Produce an exact copy of all the records.

Stored entries:
===============
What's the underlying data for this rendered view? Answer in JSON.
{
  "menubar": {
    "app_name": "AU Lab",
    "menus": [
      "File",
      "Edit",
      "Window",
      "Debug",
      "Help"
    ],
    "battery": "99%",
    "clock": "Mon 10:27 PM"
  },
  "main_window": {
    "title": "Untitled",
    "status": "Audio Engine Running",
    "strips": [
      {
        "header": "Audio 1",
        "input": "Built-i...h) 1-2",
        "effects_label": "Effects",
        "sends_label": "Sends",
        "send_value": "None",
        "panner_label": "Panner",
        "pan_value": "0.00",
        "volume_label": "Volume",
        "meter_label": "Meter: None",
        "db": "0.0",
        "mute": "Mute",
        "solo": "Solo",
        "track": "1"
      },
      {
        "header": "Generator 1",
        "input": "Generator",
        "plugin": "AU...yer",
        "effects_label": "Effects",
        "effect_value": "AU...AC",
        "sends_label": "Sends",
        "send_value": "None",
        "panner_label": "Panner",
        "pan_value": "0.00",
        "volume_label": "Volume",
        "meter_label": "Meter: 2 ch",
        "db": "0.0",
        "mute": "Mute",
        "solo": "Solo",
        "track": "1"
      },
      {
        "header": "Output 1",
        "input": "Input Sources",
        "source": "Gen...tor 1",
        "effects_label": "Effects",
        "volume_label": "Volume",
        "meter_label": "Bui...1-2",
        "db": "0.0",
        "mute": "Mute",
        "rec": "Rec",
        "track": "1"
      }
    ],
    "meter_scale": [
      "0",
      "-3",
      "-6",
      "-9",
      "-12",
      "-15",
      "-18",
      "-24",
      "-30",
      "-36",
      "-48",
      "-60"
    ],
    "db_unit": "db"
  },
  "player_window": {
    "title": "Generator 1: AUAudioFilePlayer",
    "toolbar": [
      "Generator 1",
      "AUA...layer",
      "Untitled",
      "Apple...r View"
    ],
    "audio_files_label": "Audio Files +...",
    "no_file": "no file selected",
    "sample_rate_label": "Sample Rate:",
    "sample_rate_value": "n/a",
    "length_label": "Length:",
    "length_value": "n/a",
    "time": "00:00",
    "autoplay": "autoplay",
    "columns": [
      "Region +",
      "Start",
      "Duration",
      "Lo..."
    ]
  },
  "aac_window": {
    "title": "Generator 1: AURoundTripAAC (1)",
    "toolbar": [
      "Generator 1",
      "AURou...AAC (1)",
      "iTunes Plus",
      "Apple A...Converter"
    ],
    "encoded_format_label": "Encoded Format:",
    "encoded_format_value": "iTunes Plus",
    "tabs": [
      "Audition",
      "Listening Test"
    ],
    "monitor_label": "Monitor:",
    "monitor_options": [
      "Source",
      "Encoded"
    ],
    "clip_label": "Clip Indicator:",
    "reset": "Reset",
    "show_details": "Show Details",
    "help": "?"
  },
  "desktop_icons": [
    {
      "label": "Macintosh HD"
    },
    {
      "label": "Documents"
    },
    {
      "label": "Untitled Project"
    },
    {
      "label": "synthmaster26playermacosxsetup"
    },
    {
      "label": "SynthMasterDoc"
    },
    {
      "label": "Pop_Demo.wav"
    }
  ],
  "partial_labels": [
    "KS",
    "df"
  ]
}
===============
**Full response**.
What's the underlying data for this rendered view? Answer in JSON.
{
  "menubar": {
    "app_name": "AU Lab",
    "menus": [
      "File",
      "Edit",
      "Window",
      "Debug",
      "Help"
    ],
    "battery": "99%",
    "clock": "Mon 10:27 PM"
  },
  "main_window": {
    "title": "Untitled",
    "status": "Audio Engine Running",
    "strips": [
      {
        "header": "Audio 1",
        "input": "Built-i...h) 1-2",
        "effects_label": "Effects",
        "sends_label": "Sends",
        "send_value": "None",
        "panner_label": "Panner",
        "pan_value": "0.00",
        "volume_label": "Volume",
        "meter_label": "Meter: None",
        "db": "0.0",
        "mute": "Mute",
        "solo": "Solo",
        "track": "1"
      },
      {
        "header": "Generator 1",
        "input": "Generator",
        "plugin": "AU...yer",
        "effects_label": "Effects",
        "effect_value": "AU...AC",
        "sends_label": "Sends",
        "send_value": "None",
        "panner_label": "Panner",
        "pan_value": "0.00",
        "volume_label": "Volume",
        "meter_label": "Meter: 2 ch",
        "db": "0.0",
        "mute": "Mute",
        "solo": "Solo",
        "track": "1"
      },
      {
        "header": "Output 1",
        "input": "Input Sources",
        "source": "Gen...tor 1",
        "effects_label": "Effects",
        "volume_label": "Volume",
        "meter_label": "Bui...1-2",
        "db": "0.0",
        "mute": "Mute",
        "rec": "Rec",
        "track": "1"
      }
    ],
    "meter_scale": [
      "0",
      "-3",
      "-6",
      "-9",
      "-12",
      "-15",
      "-18",
      "-24",
      "-30",
      "-36",
      "-48",
      "-60"
    ],
    "db_unit": "db"
  },
  "player_window": {
    "title": "Generator 1: AUAudioFilePlayer",
    "toolbar": [
      "Generator 1",
      "AUA...layer",
      "Untitled",
      "Apple...r View"
    ],
    "audio_files_label": "Audio Files +...",
    "no_file": "no file selected",
    "sample_rate_label": "Sample Rate:",
    "sample_rate_value": "n/a",
    "length_label": "Length:",
    "length_value": "n/a",
    "time": "00:00",
    "autoplay": "autoplay",
    "columns": [
      "Region +",
      "Start",
      "Duration",
      "Lo..."
    ]
  },
  "aac_window": {
    "title": "Generator 1: AURoundTripAAC (1)",
    "toolbar": [
      "Generator 1",
      "AURou...AAC (1)",
      "iTunes Plus",
      "Apple A...Converter"
    ],
    "encoded_format_label": "Encoded Format:",
    "encoded_format_value": "iTunes Plus",
    "tabs": [
      "Audition",
      "Listening Test"
    ],
    "monitor_label": "Monitor:",
    "monitor_options": [
      "Source",
      "Encoded"
    ],
    "clip_label": "Clip Indicator:",
    "reset": "Reset",
    "show_details": "Show Details",
    "help": "?"
  },
  "desktop_icons": [
    {
      "label": "Macintosh HD"
    },
    {
      "label": "Documents"
    },
    {
      "label": "Untitled Project"
    },
    {
      "label": "synthmaster26playermacosxsetup"
    },
    {
      "label": "SynthMasterDoc"
    },
    {
      "label": "Pop_Demo.wav"
    }
  ],
  "partial_labels": [
    "KS",
    "df"
  ]
}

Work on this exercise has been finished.